Task objective: Copy out all of the data exactly as it appears.

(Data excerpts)
'''

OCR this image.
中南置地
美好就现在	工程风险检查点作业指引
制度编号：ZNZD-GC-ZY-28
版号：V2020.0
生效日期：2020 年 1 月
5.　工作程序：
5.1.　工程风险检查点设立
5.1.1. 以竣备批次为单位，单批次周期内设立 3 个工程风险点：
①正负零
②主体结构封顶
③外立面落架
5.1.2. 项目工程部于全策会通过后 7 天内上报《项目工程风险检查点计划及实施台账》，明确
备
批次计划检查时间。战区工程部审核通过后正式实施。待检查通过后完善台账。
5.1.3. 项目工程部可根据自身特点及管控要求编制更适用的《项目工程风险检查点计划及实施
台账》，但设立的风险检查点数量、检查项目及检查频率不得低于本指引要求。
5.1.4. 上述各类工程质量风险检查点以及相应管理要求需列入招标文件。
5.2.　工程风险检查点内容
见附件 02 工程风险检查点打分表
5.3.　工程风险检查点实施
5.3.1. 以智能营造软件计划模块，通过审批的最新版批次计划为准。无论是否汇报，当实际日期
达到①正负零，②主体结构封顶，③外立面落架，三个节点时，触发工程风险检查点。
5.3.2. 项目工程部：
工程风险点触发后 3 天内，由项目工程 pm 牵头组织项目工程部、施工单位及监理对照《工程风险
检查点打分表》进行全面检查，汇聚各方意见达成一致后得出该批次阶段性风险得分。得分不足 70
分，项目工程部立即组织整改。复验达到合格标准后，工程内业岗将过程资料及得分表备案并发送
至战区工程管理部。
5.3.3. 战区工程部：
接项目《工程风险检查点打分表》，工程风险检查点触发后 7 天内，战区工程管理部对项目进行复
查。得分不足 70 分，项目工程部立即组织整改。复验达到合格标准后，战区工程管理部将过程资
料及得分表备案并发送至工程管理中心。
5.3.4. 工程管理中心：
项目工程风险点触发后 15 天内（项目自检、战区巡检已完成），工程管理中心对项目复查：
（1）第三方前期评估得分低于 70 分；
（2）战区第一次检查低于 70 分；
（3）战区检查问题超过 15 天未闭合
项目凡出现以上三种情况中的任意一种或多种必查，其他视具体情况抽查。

'''

Answer for this exercise:
OCR this image.
中南置地
美好就现在	工程风险检查点作业指引
制度编号：ZNZD-GC-ZY-28
版号：V2020.0
生效日期：2020 年 1 月
5.　工作程序：
5.1.　工程风险检查点设立
5.1.1. 以竣备批次为单位，单批次周期内设立 3 个工程风险点：
①正负零
②主体结构封顶
③外立面落架
5.1.2. 项目工程部于全策会通过后 7 天内上报《项目工程风险检查点计划及实施台账》，明确
备
批次计划检查时间。战区工程部审核通过后正式实施。待检查通过后完善台账。
5.1.3. 项目工程部可根据自身特点及管控要求编制更适用的《项目工程风险检查点计划及实施
台账》，但设立的风险检查点数量、检查项目及检查频率不得低于本指引要求。
5.1.4. 上述各类工程质量风险检查点以及相应管理要求需列入招标文件。
5.2.　工程风险检查点内容
见附件 02 工程风险检查点打分表
5.3.　工程风险检查点实施
5.3.1. 以智能营造软件计划模块，通过审批的最新版批次计划为准。无论是否汇报，当实际日期
达到①正负零，②主体结构封顶，③外立面落架，三个节点时，触发工程风险检查点。
5.3.2. 项目工程部：
工程风险点触发后 3 天内，由项目工程 pm 牵头组织项目工程部、施工单位及监理对照《工程风险
检查点打分表》进行全面检查，汇聚各方意见达成一致后得出该批次阶段性风险得分。得分不足 70
分，项目工程部立即组织整改。复验达到合格标准后，工程内业岗将过程资料及得分表备案并发送
至战区工程管理部。
5.3.3. 战区工程部：
接项目《工程风险检查点打分表》，工程风险检查点触发后 7 天内，战区工程管理部对项目进行复
查。得分不足 70 分，项目工程部立即组织整改。复验达到合格标准后，战区工程管理部将过程资
料及得分表备案并发送至工程管理中心。
5.3.4. 工程管理中心：
项目工程风险点触发后 15 天内（项目自检、战区巡检已完成），工程管理中心对项目复查：
（1）第三方前期评估得分低于 70 分；
（2）战区第一次检查低于 70 分；
（3）战区检查问题超过 15 天未闭合
项目凡出现以上三种情况中的任意一种或多种必查，其他视具体情况抽查。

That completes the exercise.